#### Aim:
From the entries below, gather each line containing the word "Probabilidad".
╭─ Supplied records
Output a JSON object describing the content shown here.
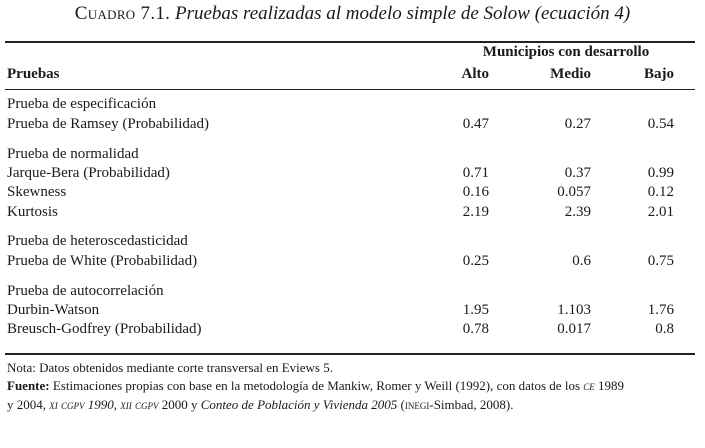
{
  "title": {
    "label": "Cuadro 7.1.",
    "caption": "Pruebas realizadas al modelo simple de Solow (ecuación 4)"
  },
  "header": {
    "group": "Municipios con desarrollo",
    "pruebas": "Pruebas",
    "alto": "Alto",
    "medio": "Medio",
    "bajo": "Bajo"
  },
  "rows": [
    {
      "name": "Prueba de especificación",
      "alto": "",
      "medio": "",
      "bajo": ""
    },
    {
      "name": "Prueba de Ramsey (Probabilidad)",
      "alto": "0.47",
      "medio": "0.27",
      "bajo": "0.54"
    },
    {
      "name": "Prueba de normalidad",
      "alto": "",
      "medio": "",
      "bajo": ""
    },
    {
      "name": "Jarque-Bera (Probabilidad)",
      "alto": "0.71",
      "medio": "0.37",
      "bajo": "0.99"
    },
    {
      "name": "Skewness",
      "alto": "0.16",
      "medio": "0.057",
      "bajo": "0.12"
    },
    {
      "name": "Kurtosis",
      "alto": "2.19",
      "medio": "2.39",
      "bajo": "2.01"
    },
    {
      "name": "Prueba de heteroscedasticidad",
      "alto": "",
      "medio": "",
      "bajo": ""
    },
    {
      "name": "Prueba de White (Probabilidad)",
      "alto": "0.25",
      "medio": "0.6",
      "bajo": "0.75"
    },
    {
      "name": "Prueba de autocorrelación",
      "alto": "",
      "medio": "",
      "bajo": ""
    },
    {
      "name": "Durbin-Watson",
      "alto": "1.95",
      "medio": "1.103",
      "bajo": "1.76"
    },
    {
      "name": "Breusch-Godfrey (Probabilidad)",
      "alto": "0.78",
      "medio": "0.017",
      "bajo": "0.8"
    }
  ],
  "notes": {
    "nota": "Nota: Datos obtenidos mediante corte transversal en Eviews 5.",
    "fuente_label": "Fuente:",
    "fuente_a": " Estimaciones propias con base en la metodología de Mankiw, Romer y Weill (1992), con datos de los ",
    "fuente_ce": "ce",
    "fuente_b": " 1989",
    "fuente_c": "y 2004, ",
    "fuente_xi": "xi cgpv 1990",
    "fuente_d": ", ",
    "fuente_xii": "xii cgpv",
    "fuente_e": " 2000 y ",
    "fuente_conteo": "Conteo de Población y Vivienda 2005",
    "fuente_f": " (",
    "fuente_inegi": "inegi",
    "fuente_g": "-Simbad, 2008)."
  }
}
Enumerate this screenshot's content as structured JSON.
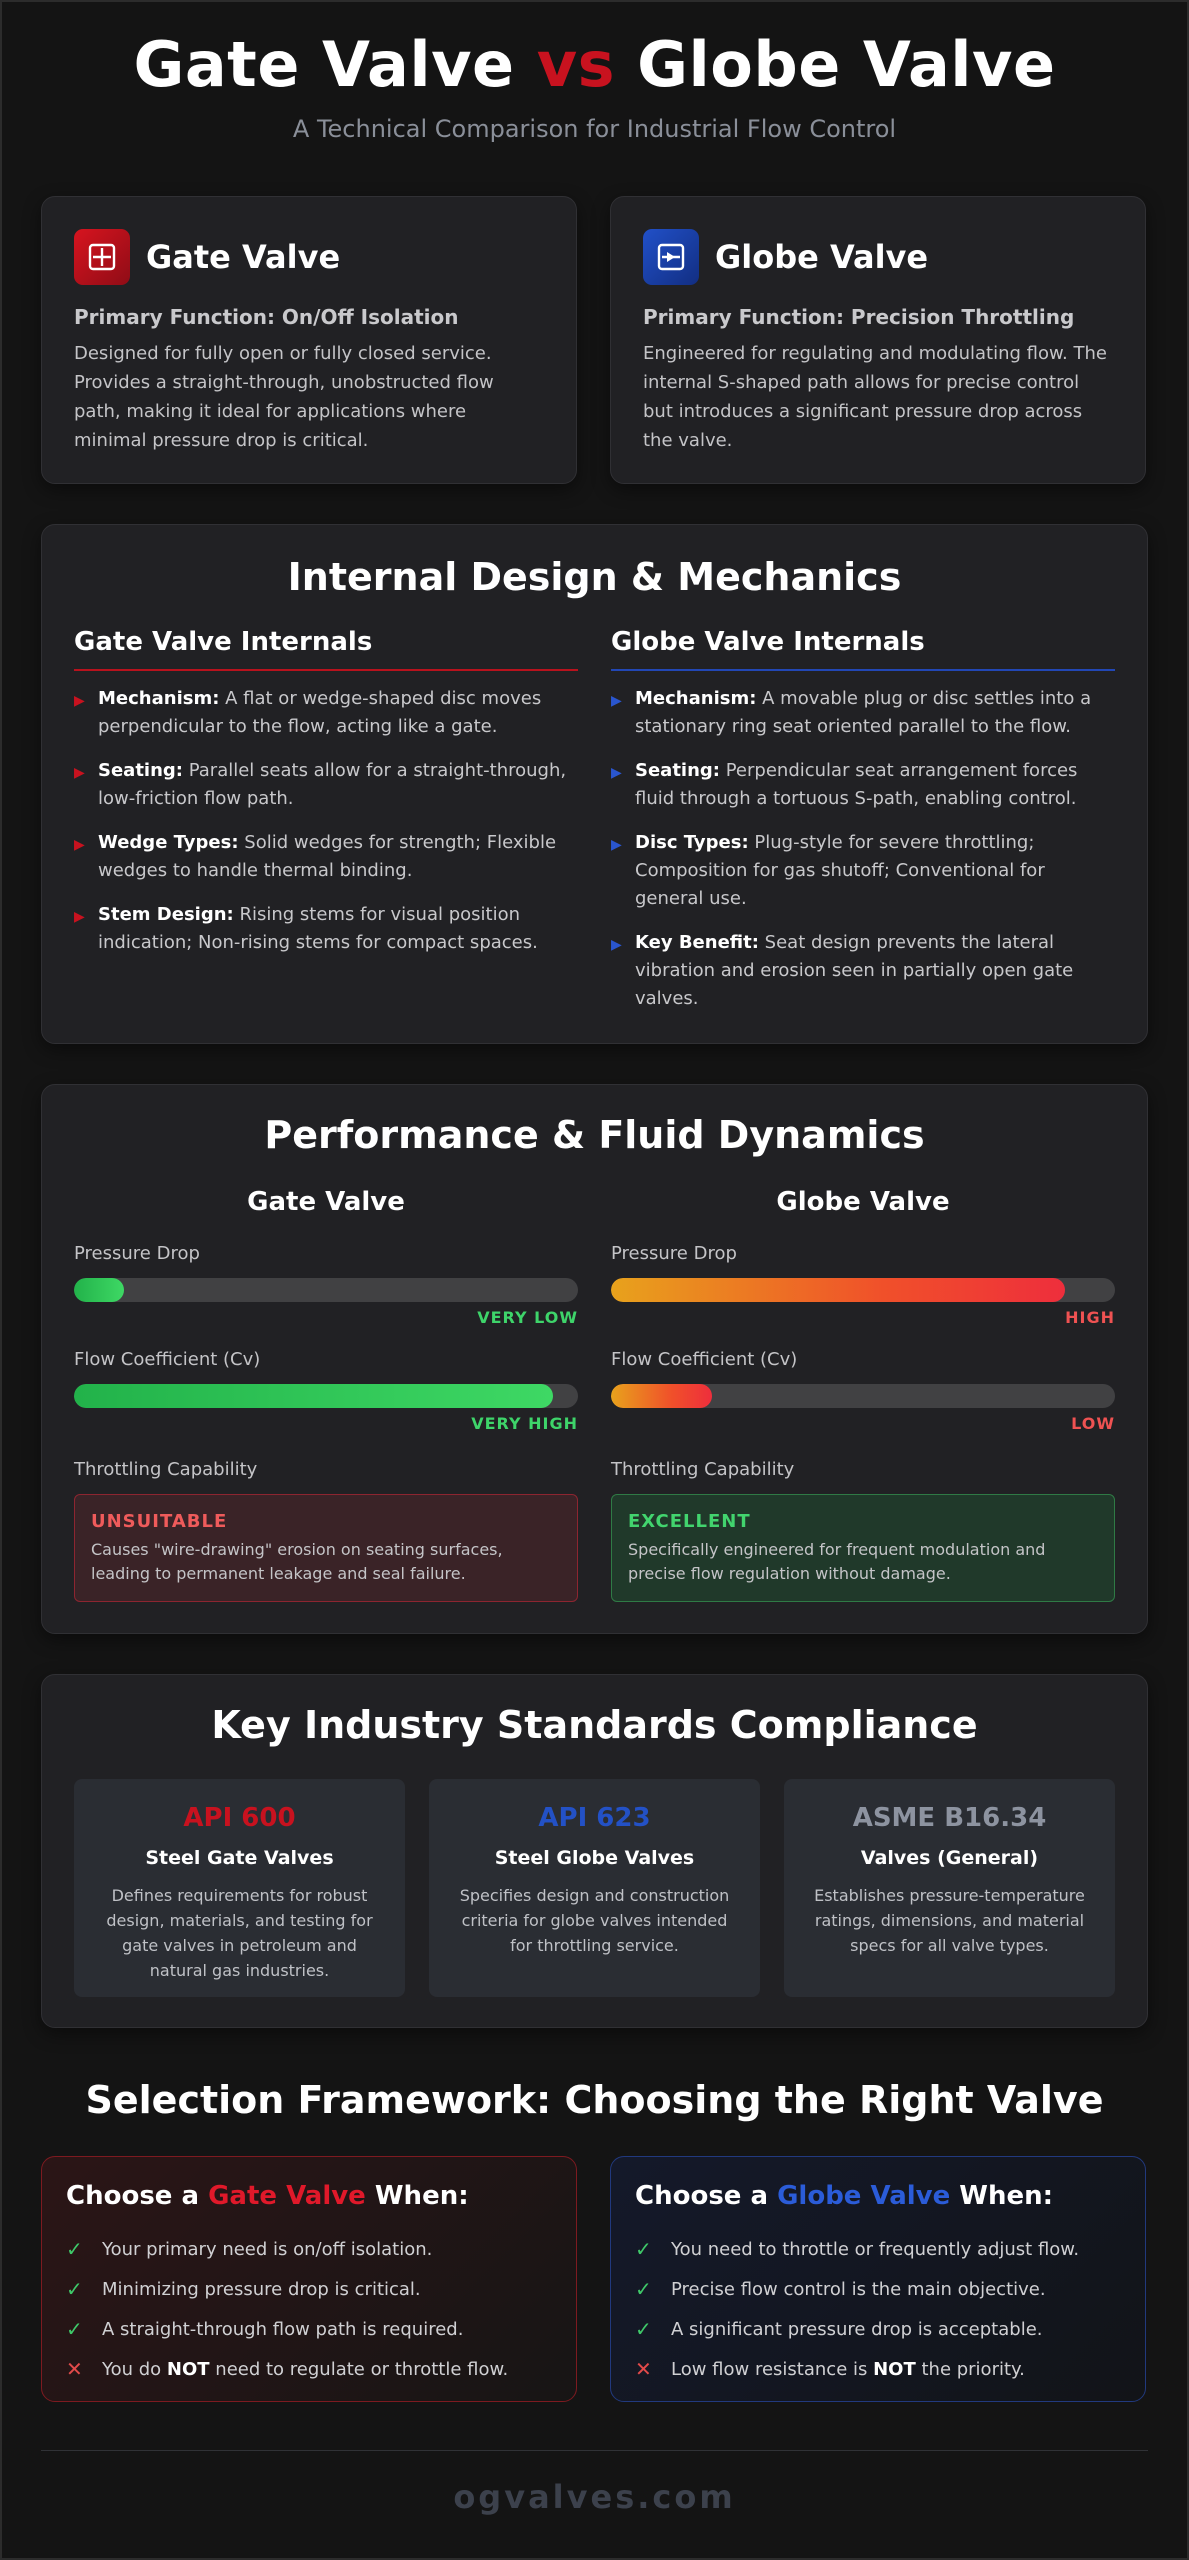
{
  "header": {
    "title_part1": "Gate Valve",
    "title_vs": "vs",
    "title_part2": "Globe Valve",
    "subtitle": "A Technical Comparison for Industrial Flow Control"
  },
  "intro": {
    "gate": {
      "icon": "gate-valve-icon",
      "title": "Gate Valve",
      "function": "Primary Function: On/Off Isolation",
      "description": "Designed for fully open or fully closed service. Provides a straight-through, unobstructed flow path, making it ideal for applications where minimal pressure drop is critical."
    },
    "globe": {
      "icon": "globe-valve-icon",
      "title": "Globe Valve",
      "function": "Primary Function: Precision Throttling",
      "description": "Engineered for regulating and modulating flow. The internal S-shaped path allows for precise control but introduces a significant pressure drop across the valve."
    }
  },
  "design": {
    "title": "Internal Design & Mechanics",
    "gate": {
      "title": "Gate Valve Internals",
      "items": [
        {
          "term": "Mechanism:",
          "text": " A flat or wedge-shaped disc moves perpendicular to the flow, acting like a gate."
        },
        {
          "term": "Seating:",
          "text": " Parallel seats allow for a straight-through, low-friction flow path."
        },
        {
          "term": "Wedge Types:",
          "text": " Solid wedges for strength; Flexible wedges to handle thermal binding."
        },
        {
          "term": "Stem Design:",
          "text": " Rising stems for visual position indication; Non-rising stems for compact spaces."
        }
      ]
    },
    "globe": {
      "title": "Globe Valve Internals",
      "items": [
        {
          "term": "Mechanism:",
          "text": " A movable plug or disc settles into a stationary ring seat oriented parallel to the flow."
        },
        {
          "term": "Seating:",
          "text": " Perpendicular seat arrangement forces fluid through a tortuous S-path, enabling control."
        },
        {
          "term": "Disc Types:",
          "text": " Plug-style for severe throttling; Composition for gas shutoff; Conventional for general use."
        },
        {
          "term": "Key Benefit:",
          "text": " Seat design prevents the lateral vibration and erosion seen in partially open gate valves."
        }
      ]
    }
  },
  "performance": {
    "title": "Performance & Fluid Dynamics",
    "gate": {
      "title": "Gate Valve",
      "pressure_label": "Pressure Drop",
      "pressure_level": 0.1,
      "pressure_value": "VERY LOW",
      "cv_label": "Flow Coefficient (Cv)",
      "cv_level": 0.95,
      "cv_value": "VERY HIGH",
      "throttle_label": "Throttling Capability",
      "throttle_status": "UNSUITABLE",
      "throttle_desc": "Causes \"wire-drawing\" erosion on seating surfaces, leading to permanent leakage and seal failure."
    },
    "globe": {
      "title": "Globe Valve",
      "pressure_label": "Pressure Drop",
      "pressure_level": 0.9,
      "pressure_value": "HIGH",
      "cv_label": "Flow Coefficient (Cv)",
      "cv_level": 0.2,
      "cv_value": "LOW",
      "throttle_label": "Throttling Capability",
      "throttle_status": "EXCELLENT",
      "throttle_desc": "Specifically engineered for frequent modulation and precise flow regulation without damage."
    }
  },
  "standards": {
    "title": "Key Industry Standards Compliance",
    "items": [
      {
        "code": "API 600",
        "name": "Steel Gate Valves",
        "desc": "Defines requirements for robust design, materials, and testing for gate valves in petroleum and natural gas industries."
      },
      {
        "code": "API 623",
        "name": "Steel Globe Valves",
        "desc": "Specifies design and construction criteria for globe valves intended for throttling service."
      },
      {
        "code": "ASME B16.34",
        "name": "Valves (General)",
        "desc": "Establishes pressure-temperature ratings, dimensions, and material specs for all valve types."
      }
    ]
  },
  "selection": {
    "title": "Selection Framework: Choosing the Right Valve",
    "gate": {
      "prefix": "Choose a ",
      "keyword": "Gate Valve",
      "suffix": " When:",
      "items": [
        {
          "mark": "check",
          "before": "Your primary need is on/off isolation.",
          "bold": "",
          "after": ""
        },
        {
          "mark": "check",
          "before": "Minimizing pressure drop is critical.",
          "bold": "",
          "after": ""
        },
        {
          "mark": "check",
          "before": "A straight-through flow path is required.",
          "bold": "",
          "after": ""
        },
        {
          "mark": "cross",
          "before": "You do ",
          "bold": "NOT",
          "after": " need to regulate or throttle flow."
        }
      ]
    },
    "globe": {
      "prefix": "Choose a ",
      "keyword": "Globe Valve",
      "suffix": " When:",
      "items": [
        {
          "mark": "check",
          "before": "You need to throttle or frequently adjust flow.",
          "bold": "",
          "after": ""
        },
        {
          "mark": "check",
          "before": "Precise flow control is the main objective.",
          "bold": "",
          "after": ""
        },
        {
          "mark": "check",
          "before": "A significant pressure drop is acceptable.",
          "bold": "",
          "after": ""
        },
        {
          "mark": "cross",
          "before": "Low flow resistance is ",
          "bold": "NOT",
          "after": " the priority."
        }
      ]
    }
  },
  "footer": {
    "brand": "ogvalves.com"
  },
  "colors": {
    "gate_red": "#c8121f",
    "globe_blue": "#2351c6",
    "background": "#141414",
    "card": "#212124"
  }
}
╰─
#### Written response:
      "name": "Prueba de Ramsey (Probabilidad)",
      "name": "Jarque-Bera (Probabilidad)",
      "name": "Prueba de White (Probabilidad)",
      "name": "Breusch-Godfrey (Probabilidad)",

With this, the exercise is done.